[Collected data]
================================

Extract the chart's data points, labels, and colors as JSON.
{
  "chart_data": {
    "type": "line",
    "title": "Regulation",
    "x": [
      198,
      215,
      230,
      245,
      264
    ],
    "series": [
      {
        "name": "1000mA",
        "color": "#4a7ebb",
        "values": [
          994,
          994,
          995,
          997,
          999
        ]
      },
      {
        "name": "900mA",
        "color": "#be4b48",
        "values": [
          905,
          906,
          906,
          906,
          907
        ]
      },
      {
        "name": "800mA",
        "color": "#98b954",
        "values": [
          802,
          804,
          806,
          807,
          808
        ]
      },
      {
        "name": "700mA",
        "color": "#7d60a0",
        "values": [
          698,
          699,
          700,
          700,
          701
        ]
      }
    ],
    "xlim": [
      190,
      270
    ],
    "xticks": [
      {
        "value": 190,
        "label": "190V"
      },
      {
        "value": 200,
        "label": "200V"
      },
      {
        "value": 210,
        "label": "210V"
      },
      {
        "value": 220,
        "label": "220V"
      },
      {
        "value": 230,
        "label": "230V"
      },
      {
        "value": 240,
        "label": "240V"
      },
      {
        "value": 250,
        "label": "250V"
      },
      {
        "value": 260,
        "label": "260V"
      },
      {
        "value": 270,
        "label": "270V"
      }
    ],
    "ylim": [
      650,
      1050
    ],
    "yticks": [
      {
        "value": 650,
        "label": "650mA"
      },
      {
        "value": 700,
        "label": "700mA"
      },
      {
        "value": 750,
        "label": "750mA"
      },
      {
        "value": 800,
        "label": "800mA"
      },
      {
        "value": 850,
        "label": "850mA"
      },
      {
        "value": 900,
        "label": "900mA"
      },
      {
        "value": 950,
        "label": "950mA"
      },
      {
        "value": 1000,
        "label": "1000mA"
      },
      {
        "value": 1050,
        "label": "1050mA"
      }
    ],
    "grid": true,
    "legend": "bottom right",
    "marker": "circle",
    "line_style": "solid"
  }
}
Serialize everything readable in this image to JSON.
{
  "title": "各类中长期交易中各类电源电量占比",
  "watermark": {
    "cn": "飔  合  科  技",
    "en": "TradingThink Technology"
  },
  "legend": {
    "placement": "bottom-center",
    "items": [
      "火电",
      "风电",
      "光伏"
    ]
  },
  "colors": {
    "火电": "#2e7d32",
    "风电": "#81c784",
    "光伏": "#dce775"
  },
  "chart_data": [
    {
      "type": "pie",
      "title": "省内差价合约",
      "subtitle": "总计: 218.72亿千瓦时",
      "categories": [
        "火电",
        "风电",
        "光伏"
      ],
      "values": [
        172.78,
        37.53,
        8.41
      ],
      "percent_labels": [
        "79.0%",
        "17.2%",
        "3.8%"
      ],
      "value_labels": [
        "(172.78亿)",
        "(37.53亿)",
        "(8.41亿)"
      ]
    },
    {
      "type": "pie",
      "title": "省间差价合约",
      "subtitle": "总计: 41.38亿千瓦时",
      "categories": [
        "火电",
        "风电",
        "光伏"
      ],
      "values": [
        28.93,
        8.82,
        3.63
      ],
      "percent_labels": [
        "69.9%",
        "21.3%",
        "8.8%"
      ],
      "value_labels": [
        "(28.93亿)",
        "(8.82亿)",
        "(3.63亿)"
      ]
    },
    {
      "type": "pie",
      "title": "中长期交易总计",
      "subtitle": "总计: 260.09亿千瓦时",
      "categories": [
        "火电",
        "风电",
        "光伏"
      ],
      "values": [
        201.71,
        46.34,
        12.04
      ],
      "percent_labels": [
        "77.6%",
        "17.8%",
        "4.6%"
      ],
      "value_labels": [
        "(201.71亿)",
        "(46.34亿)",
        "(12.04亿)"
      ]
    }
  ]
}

================================

▸ Task details: Track down every line with the word "subtitle" and copy it.

▸ Result of this exercise:
      "subtitle": "总计: 218.72亿千瓦时",
      "subtitle": "总计: 41.38亿千瓦时",
      "subtitle": "总计: 260.09亿千瓦时",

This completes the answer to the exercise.